Find the string "орбите" and gather every line that holds it.

[Dataset items]
# # #
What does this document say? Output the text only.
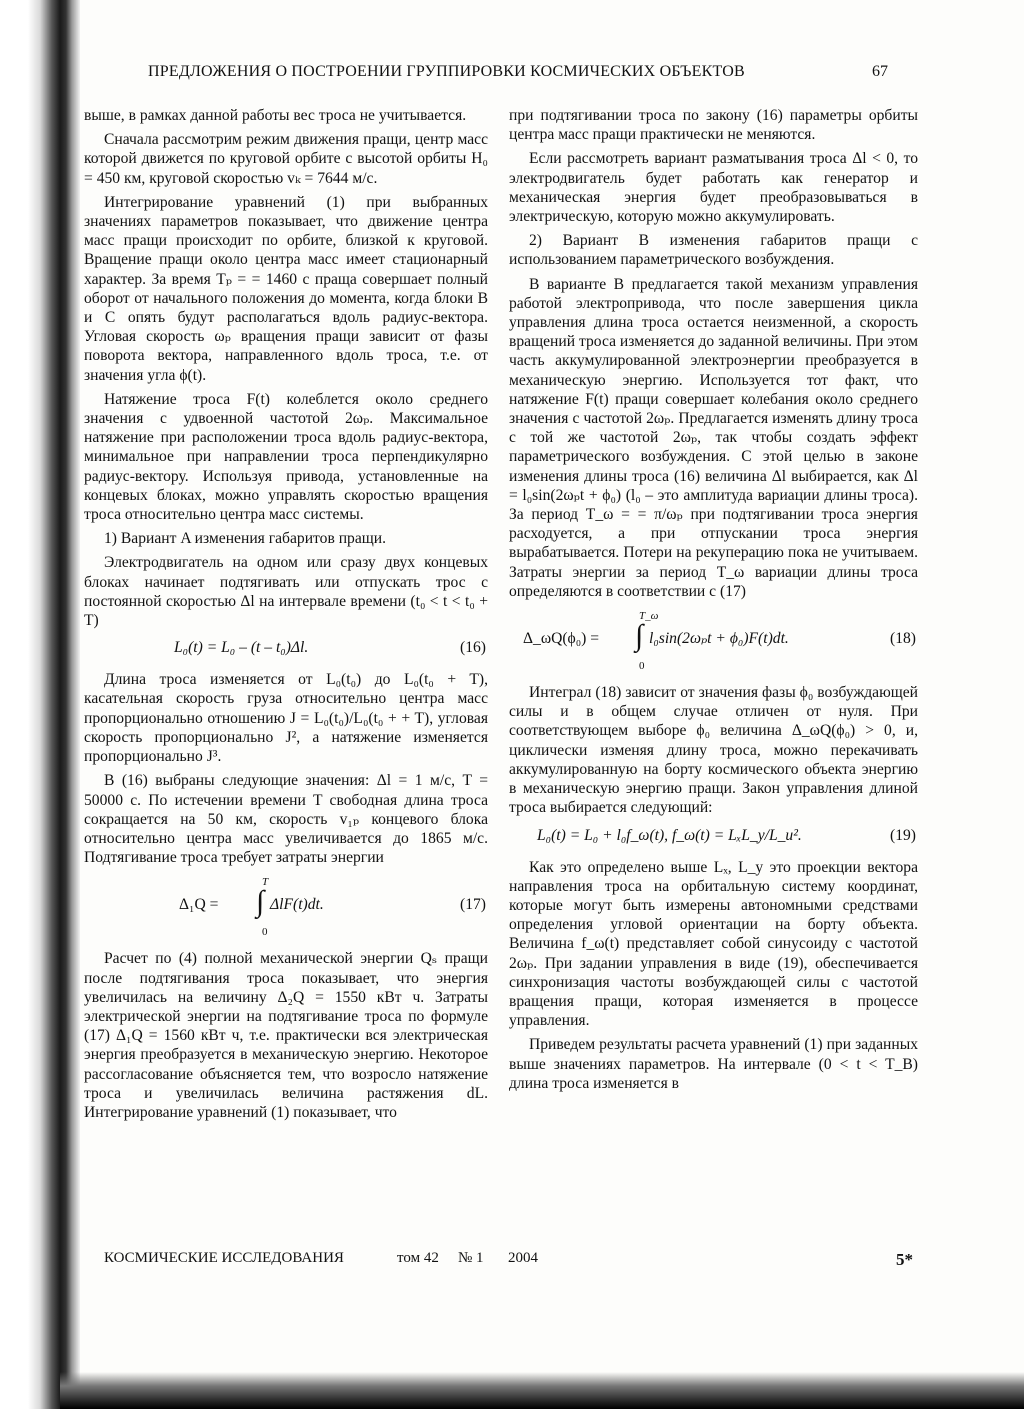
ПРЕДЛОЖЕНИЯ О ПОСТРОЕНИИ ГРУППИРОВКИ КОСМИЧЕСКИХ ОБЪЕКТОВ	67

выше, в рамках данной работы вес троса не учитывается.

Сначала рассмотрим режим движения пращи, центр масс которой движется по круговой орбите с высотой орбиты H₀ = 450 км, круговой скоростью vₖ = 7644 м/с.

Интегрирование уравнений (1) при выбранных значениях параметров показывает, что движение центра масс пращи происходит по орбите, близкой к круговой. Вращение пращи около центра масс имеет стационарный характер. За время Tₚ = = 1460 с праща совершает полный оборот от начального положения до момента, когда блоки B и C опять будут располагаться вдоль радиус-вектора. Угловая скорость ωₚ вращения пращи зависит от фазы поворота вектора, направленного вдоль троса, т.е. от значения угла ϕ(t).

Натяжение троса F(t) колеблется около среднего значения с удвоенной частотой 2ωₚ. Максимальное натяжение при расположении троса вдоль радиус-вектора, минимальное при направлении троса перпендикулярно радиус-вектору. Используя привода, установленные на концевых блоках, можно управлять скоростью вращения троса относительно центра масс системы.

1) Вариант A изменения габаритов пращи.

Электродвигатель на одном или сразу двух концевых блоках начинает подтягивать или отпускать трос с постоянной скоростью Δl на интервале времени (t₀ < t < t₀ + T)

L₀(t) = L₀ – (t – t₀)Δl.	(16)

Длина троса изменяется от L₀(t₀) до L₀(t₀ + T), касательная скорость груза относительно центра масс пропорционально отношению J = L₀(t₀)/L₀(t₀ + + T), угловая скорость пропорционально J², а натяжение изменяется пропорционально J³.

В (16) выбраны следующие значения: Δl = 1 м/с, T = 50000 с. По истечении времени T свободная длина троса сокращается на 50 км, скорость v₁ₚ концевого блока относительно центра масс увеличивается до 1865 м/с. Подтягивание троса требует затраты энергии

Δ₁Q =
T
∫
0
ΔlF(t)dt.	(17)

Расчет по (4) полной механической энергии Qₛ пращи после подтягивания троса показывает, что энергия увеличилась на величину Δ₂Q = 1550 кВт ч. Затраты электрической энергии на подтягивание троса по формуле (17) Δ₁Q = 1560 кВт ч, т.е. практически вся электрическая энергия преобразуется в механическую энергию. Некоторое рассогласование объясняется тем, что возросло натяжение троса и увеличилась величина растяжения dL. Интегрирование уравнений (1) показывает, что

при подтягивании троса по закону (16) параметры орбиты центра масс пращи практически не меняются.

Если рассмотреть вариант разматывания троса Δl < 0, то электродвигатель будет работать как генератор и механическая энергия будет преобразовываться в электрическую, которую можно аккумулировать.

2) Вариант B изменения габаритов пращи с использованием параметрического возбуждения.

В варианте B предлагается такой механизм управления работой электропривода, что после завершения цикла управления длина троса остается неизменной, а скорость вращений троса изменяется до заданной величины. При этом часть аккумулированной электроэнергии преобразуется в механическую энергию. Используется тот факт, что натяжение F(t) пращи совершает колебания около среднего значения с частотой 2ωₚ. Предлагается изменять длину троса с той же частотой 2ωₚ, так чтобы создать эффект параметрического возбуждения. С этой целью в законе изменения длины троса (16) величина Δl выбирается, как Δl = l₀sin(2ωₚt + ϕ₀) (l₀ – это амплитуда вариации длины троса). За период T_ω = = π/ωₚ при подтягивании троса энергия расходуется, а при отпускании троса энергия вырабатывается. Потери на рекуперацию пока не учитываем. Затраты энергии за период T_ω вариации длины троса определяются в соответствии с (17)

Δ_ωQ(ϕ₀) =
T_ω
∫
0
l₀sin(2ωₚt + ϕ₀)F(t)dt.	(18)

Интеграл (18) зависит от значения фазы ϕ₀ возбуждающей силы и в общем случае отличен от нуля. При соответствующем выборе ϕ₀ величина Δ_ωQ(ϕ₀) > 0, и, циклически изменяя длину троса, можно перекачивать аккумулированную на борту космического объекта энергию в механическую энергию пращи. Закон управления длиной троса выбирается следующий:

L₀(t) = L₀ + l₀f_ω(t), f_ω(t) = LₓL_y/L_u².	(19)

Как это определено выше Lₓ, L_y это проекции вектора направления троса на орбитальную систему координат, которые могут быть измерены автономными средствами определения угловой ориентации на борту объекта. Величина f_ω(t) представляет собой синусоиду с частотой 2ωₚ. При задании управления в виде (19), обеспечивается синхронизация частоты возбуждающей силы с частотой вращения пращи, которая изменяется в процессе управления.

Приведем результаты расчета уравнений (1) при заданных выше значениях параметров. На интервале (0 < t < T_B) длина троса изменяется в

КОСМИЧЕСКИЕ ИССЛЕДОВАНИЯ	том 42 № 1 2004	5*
# # #
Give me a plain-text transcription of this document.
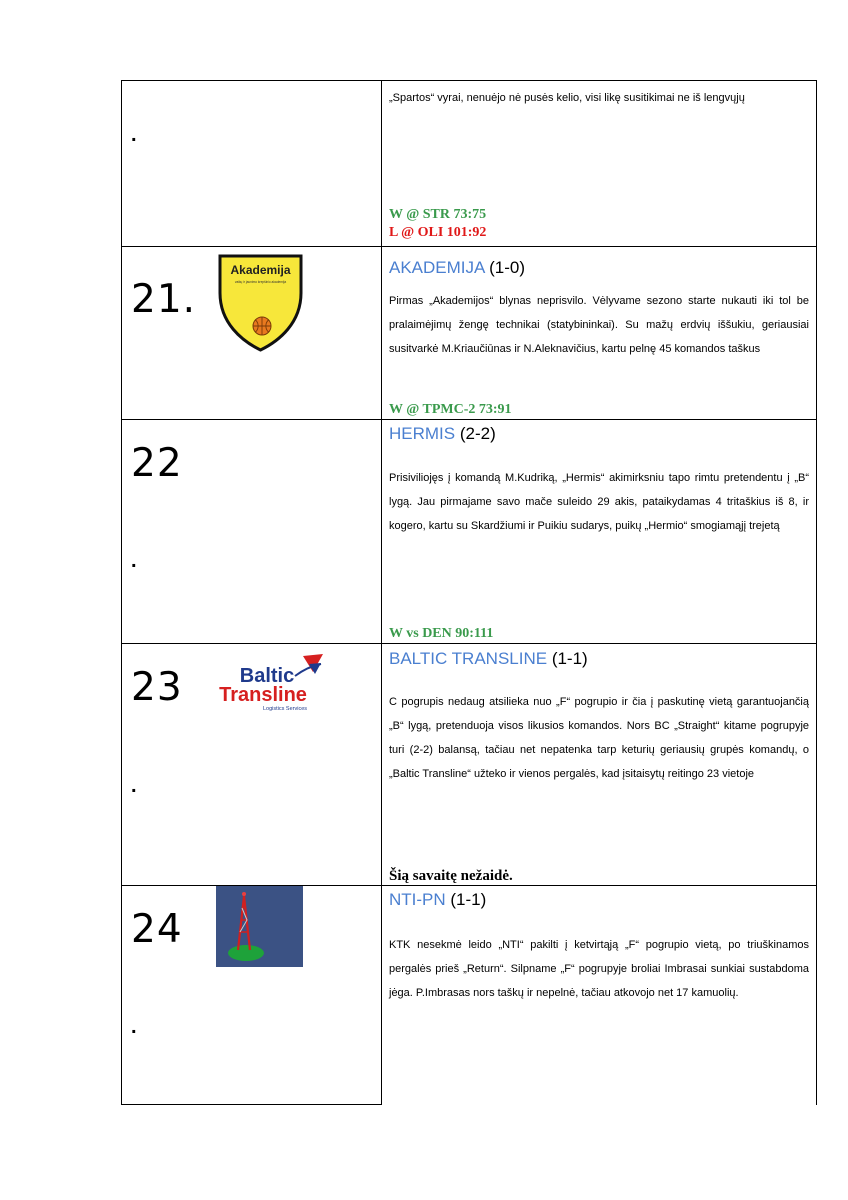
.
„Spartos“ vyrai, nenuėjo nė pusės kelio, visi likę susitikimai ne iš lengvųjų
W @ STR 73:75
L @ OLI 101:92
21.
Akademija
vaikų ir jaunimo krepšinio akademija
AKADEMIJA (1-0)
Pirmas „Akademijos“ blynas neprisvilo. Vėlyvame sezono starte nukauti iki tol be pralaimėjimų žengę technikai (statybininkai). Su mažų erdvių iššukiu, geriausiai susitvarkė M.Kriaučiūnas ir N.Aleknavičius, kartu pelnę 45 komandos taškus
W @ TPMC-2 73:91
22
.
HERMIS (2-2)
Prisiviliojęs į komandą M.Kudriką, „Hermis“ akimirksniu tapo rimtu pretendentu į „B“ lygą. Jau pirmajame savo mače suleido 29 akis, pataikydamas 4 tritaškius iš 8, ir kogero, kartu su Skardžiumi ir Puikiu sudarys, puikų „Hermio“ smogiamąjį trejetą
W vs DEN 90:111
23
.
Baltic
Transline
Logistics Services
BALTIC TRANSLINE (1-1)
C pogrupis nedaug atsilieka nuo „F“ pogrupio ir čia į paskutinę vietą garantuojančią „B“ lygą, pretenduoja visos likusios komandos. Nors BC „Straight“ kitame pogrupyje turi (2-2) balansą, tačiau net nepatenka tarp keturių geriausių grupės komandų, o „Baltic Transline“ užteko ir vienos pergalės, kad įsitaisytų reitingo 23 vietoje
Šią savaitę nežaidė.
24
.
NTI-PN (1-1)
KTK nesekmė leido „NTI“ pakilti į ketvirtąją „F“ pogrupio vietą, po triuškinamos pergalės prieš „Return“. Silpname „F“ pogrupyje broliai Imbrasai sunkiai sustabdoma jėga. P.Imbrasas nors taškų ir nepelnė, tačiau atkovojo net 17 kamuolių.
# # #
▸ EXERCISE OUTPUT:
Сначала рассмотрим режим движения пращи, центр масс которой движется по круговой орбите с высотой орбиты H₀ = 450 км, круговой скоростью vₖ = 7644 м/с.
Интегрирование уравнений (1) при выбранных значениях параметров показывает, что движение центра масс пращи происходит по орбите, близкой к круговой. Вращение пращи около центра масс имеет стационарный характер. За время Tₚ = = 1460 с праща совершает полный оборот от начального положения до момента, когда блоки B и C опять будут располагаться вдоль радиус-вектора. Угловая скорость ωₚ вращения пращи зависит от фазы поворота вектора, направленного вдоль троса, т.е. от значения угла ϕ(t).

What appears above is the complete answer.